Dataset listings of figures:
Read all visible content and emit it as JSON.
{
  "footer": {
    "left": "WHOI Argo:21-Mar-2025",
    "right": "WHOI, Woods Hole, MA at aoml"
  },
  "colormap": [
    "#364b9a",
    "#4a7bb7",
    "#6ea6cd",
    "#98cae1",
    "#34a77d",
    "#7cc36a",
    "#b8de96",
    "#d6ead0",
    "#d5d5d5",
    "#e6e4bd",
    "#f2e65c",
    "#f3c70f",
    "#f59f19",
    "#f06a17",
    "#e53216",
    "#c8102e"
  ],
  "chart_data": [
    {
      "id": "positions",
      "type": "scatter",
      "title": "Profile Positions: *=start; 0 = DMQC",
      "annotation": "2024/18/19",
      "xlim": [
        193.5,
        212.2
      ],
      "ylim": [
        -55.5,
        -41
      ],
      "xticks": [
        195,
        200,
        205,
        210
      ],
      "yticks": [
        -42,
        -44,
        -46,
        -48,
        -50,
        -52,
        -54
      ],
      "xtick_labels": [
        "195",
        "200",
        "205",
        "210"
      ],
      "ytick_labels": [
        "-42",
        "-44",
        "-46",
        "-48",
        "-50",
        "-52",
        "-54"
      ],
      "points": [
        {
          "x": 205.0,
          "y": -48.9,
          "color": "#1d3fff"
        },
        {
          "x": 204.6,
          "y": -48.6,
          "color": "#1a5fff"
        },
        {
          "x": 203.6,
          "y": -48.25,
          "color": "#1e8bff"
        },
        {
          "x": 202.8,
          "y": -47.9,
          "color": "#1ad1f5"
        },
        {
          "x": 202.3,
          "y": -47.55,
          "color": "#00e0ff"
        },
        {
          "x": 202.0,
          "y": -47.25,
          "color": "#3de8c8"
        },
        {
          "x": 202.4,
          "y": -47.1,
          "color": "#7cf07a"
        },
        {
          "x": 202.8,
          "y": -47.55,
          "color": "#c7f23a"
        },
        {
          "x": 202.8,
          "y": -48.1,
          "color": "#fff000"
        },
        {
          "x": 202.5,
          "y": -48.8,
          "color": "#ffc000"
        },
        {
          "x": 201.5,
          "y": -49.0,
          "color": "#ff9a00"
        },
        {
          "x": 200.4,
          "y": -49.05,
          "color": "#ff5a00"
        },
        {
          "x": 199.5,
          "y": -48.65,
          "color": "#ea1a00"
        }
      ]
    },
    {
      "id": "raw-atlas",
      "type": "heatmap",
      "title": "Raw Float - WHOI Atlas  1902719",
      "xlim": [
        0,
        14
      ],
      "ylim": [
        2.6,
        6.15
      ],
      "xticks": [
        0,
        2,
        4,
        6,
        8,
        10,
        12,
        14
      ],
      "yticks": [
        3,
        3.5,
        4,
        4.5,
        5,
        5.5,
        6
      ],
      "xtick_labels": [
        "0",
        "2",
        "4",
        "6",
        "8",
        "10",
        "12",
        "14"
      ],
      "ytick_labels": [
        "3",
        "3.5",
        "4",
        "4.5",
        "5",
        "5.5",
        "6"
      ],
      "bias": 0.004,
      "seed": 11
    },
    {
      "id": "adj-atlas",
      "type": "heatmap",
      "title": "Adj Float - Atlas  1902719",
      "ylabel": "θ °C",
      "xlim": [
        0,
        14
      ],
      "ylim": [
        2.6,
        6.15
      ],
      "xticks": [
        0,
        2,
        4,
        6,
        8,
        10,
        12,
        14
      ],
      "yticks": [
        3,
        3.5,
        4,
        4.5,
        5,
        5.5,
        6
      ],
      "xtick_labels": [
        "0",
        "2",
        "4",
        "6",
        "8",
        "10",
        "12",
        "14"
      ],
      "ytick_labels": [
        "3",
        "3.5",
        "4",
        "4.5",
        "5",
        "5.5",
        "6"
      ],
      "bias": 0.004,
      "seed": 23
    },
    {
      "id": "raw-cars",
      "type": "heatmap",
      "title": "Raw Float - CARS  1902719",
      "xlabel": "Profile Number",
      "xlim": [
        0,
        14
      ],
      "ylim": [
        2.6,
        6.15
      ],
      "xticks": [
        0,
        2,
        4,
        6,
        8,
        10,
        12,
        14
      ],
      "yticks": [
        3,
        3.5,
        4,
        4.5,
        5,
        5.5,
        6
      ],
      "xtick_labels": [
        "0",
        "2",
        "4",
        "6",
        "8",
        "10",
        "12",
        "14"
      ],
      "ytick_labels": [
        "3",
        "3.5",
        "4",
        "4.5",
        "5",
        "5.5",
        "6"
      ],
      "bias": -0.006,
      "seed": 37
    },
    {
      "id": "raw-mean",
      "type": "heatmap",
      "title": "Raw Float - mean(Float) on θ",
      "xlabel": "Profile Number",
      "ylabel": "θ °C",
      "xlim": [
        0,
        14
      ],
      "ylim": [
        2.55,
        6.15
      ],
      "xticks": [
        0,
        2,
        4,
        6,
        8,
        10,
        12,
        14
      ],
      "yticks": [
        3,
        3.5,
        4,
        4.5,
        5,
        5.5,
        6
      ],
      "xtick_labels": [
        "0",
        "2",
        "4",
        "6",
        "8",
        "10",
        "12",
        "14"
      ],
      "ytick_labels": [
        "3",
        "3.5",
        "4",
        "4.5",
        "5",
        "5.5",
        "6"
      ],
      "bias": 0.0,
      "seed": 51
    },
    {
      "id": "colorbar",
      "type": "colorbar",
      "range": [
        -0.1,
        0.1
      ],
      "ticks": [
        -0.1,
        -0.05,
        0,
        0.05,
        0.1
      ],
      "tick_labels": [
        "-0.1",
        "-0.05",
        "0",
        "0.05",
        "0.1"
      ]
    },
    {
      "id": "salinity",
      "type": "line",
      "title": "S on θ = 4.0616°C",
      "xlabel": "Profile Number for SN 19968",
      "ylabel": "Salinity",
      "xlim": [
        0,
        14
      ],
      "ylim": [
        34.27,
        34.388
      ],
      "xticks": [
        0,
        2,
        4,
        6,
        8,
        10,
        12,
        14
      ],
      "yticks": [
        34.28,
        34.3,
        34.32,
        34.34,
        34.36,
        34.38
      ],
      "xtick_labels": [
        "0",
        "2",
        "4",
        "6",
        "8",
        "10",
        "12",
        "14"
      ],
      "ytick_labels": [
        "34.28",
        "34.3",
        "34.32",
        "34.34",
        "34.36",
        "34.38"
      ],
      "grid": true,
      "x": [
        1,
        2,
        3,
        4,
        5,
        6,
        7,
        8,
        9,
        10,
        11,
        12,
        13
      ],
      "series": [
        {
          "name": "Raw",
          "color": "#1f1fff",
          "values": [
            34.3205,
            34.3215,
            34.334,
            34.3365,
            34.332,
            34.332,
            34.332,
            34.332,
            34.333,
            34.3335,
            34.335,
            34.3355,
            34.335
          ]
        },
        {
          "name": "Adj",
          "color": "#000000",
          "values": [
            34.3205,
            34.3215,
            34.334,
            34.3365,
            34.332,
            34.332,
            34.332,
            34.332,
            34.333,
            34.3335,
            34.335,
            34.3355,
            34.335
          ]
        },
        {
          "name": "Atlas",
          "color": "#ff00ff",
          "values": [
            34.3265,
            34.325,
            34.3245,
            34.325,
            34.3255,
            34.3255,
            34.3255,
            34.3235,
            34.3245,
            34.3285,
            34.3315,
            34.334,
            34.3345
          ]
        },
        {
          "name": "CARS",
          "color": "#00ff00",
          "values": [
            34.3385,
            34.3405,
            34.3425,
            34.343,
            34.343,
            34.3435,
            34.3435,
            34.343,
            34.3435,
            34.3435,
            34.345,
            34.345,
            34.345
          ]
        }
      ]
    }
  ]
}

== What you should do ==
Write out the full listing, keeping every line exactly as it is.

== Task solution ==
Read all visible content and emit it as JSON.
{
  "footer": {
    "left": "WHOI Argo:21-Mar-2025",
    "right": "WHOI, Woods Hole, MA at aoml"
  },
  "colormap": [
    "#364b9a",
    "#4a7bb7",
    "#6ea6cd",
    "#98cae1",
    "#34a77d",
    "#7cc36a",
    "#b8de96",
    "#d6ead0",
    "#d5d5d5",
    "#e6e4bd",
    "#f2e65c",
    "#f3c70f",
    "#f59f19",
    "#f06a17",
    "#e53216",
    "#c8102e"
  ],
  "chart_data": [
    {
      "id": "positions",
      "type": "scatter",
      "title": "Profile Positions: *=start; 0 = DMQC",
      "annotation": "2024/18/19",
      "xlim": [
        193.5,
        212.2
      ],
      "ylim": [
        -55.5,
        -41
      ],
      "xticks": [
        195,
        200,
        205,
        210
      ],
      "yticks": [
        -42,
        -44,
        -46,
        -48,
        -50,
        -52,
        -54
      ],
      "xtick_labels": [
        "195",
        "200",
        "205",
        "210"
      ],
      "ytick_labels": [
        "-42",
        "-44",
        "-46",
        "-48",
        "-50",
        "-52",
        "-54"
      ],
      "points": [
        {
          "x": 205.0,
          "y": -48.9,
          "color": "#1d3fff"
        },
        {
          "x": 204.6,
          "y": -48.6,
          "color": "#1a5fff"
        },
        {
          "x": 203.6,
          "y": -48.25,
          "color": "#1e8bff"
        },
        {
          "x": 202.8,
          "y": -47.9,
          "color": "#1ad1f5"
        },
        {
          "x": 202.3,
          "y": -47.55,
          "color": "#00e0ff"
        },
        {
          "x": 202.0,
          "y": -47.25,
          "color": "#3de8c8"
        },
        {
          "x": 202.4,
          "y": -47.1,
          "color": "#7cf07a"
        },
        {
          "x": 202.8,
          "y": -47.55,
          "color": "#c7f23a"
        },
        {
          "x": 202.8,
          "y": -48.1,
          "color": "#fff000"
        },
        {
          "x": 202.5,
          "y": -48.8,
          "color": "#ffc000"
        },
        {
          "x": 201.5,
          "y": -49.0,
          "color": "#ff9a00"
        },
        {
          "x": 200.4,
          "y": -49.05,
          "color": "#ff5a00"
        },
        {
          "x": 199.5,
          "y": -48.65,
          "color": "#ea1a00"
        }
      ]
    },
    {
      "id": "raw-atlas",
      "type": "heatmap",
      "title": "Raw Float - WHOI Atlas  1902719",
      "xlim": [
        0,
        14
      ],
      "ylim": [
        2.6,
        6.15
      ],
      "xticks": [
        0,
        2,
        4,
        6,
        8,
        10,
        12,
        14
      ],
      "yticks": [
        3,
        3.5,
        4,
        4.5,
        5,
        5.5,
        6
      ],
      "xtick_labels": [
        "0",
        "2",
        "4",
        "6",
        "8",
        "10",
        "12",
        "14"
      ],
      "ytick_labels": [
        "3",
        "3.5",
        "4",
        "4.5",
        "5",
        "5.5",
        "6"
      ],
      "bias": 0.004,
      "seed": 11
    },
    {
      "id": "adj-atlas",
      "type": "heatmap",
      "title": "Adj Float - Atlas  1902719",
      "ylabel": "θ °C",
      "xlim": [
        0,
        14
      ],
      "ylim": [
        2.6,
        6.15
      ],
      "xticks": [
        0,
        2,
        4,
        6,
        8,
        10,
        12,
        14
      ],
      "yticks": [
        3,
        3.5,
        4,
        4.5,
        5,
        5.5,
        6
      ],
      "xtick_labels": [
        "0",
        "2",
        "4",
        "6",
        "8",
        "10",
        "12",
        "14"
      ],
      "ytick_labels": [
        "3",
        "3.5",
        "4",
        "4.5",
        "5",
        "5.5",
        "6"
      ],
      "bias": 0.004,
      "seed": 23
    },
    {
      "id": "raw-cars",
      "type": "heatmap",
      "title": "Raw Float - CARS  1902719",
      "xlabel": "Profile Number",
      "xlim": [
        0,
        14
      ],
      "ylim": [
        2.6,
        6.15
      ],
      "xticks": [
        0,
        2,
        4,
        6,
        8,
        10,
        12,
        14
      ],
      "yticks": [
        3,
        3.5,
        4,
        4.5,
        5,
        5.5,
        6
      ],
      "xtick_labels": [
        "0",
        "2",
        "4",
        "6",
        "8",
        "10",
        "12",
        "14"
      ],
      "ytick_labels": [
        "3",
        "3.5",
        "4",
        "4.5",
        "5",
        "5.5",
        "6"
      ],
      "bias": -0.006,
      "seed": 37
    },
    {
      "id": "raw-mean",
      "type": "heatmap",
      "title": "Raw Float - mean(Float) on θ",
      "xlabel": "Profile Number",
      "ylabel": "θ °C",
      "xlim": [
        0,
        14
      ],
      "ylim": [
        2.55,
        6.15
      ],
      "xticks": [
        0,
        2,
        4,
        6,
        8,
        10,
        12,
        14
      ],
      "yticks": [
        3,
        3.5,
        4,
        4.5,
        5,
        5.5,
        6
      ],
      "xtick_labels": [
        "0",
        "2",
        "4",
        "6",
        "8",
        "10",
        "12",
        "14"
      ],
      "ytick_labels": [
        "3",
        "3.5",
        "4",
        "4.5",
        "5",
        "5.5",
        "6"
      ],
      "bias": 0.0,
      "seed": 51
    },
    {
      "id": "colorbar",
      "type": "colorbar",
      "range": [
        -0.1,
        0.1
      ],
      "ticks": [
        -0.1,
        -0.05,
        0,
        0.05,
        0.1
      ],
      "tick_labels": [
        "-0.1",
        "-0.05",
        "0",
        "0.05",
        "0.1"
      ]
    },
    {
      "id": "salinity",
      "type": "line",
      "title": "S on θ = 4.0616°C",
      "xlabel": "Profile Number for SN 19968",
      "ylabel": "Salinity",
      "xlim": [
        0,
        14
      ],
      "ylim": [
        34.27,
        34.388
      ],
      "xticks": [
        0,
        2,
        4,
        6,
        8,
        10,
        12,
        14
      ],
      "yticks": [
        34.28,
        34.3,
        34.32,
        34.34,
        34.36,
        34.38
      ],
      "xtick_labels": [
        "0",
        "2",
        "4",
        "6",
        "8",
        "10",
        "12",
        "14"
      ],
      "ytick_labels": [
        "34.28",
        "34.3",
        "34.32",
        "34.34",
        "34.36",
        "34.38"
      ],
      "grid": true,
      "x": [
        1,
        2,
        3,
        4,
        5,
        6,
        7,
        8,
        9,
        10,
        11,
        12,
        13
      ],
      "series": [
        {
          "name": "Raw",
          "color": "#1f1fff",
          "values": [
            34.3205,
            34.3215,
            34.334,
            34.3365,
            34.332,
            34.332,
            34.332,
            34.332,
            34.333,
            34.3335,
            34.335,
            34.3355,
            34.335
          ]
        },
        {
          "name": "Adj",
          "color": "#000000",
          "values": [
            34.3205,
            34.3215,
            34.334,
            34.3365,
            34.332,
            34.332,
            34.332,
            34.332,
            34.333,
            34.3335,
            34.335,
            34.3355,
            34.335
          ]
        },
        {
          "name": "Atlas",
          "color": "#ff00ff",
          "values": [
            34.3265,
            34.325,
            34.3245,
            34.325,
            34.3255,
            34.3255,
            34.3255,
            34.3235,
            34.3245,
            34.3285,
            34.3315,
            34.334,
            34.3345
          ]
        },
        {
          "name": "CARS",
          "color": "#00ff00",
          "values": [
            34.3385,
            34.3405,
            34.3425,
            34.343,
            34.343,
            34.3435,
            34.3435,
            34.343,
            34.3435,
            34.3435,
            34.345,
            34.345,
            34.345
          ]
        }
      ]
    }
  ]
}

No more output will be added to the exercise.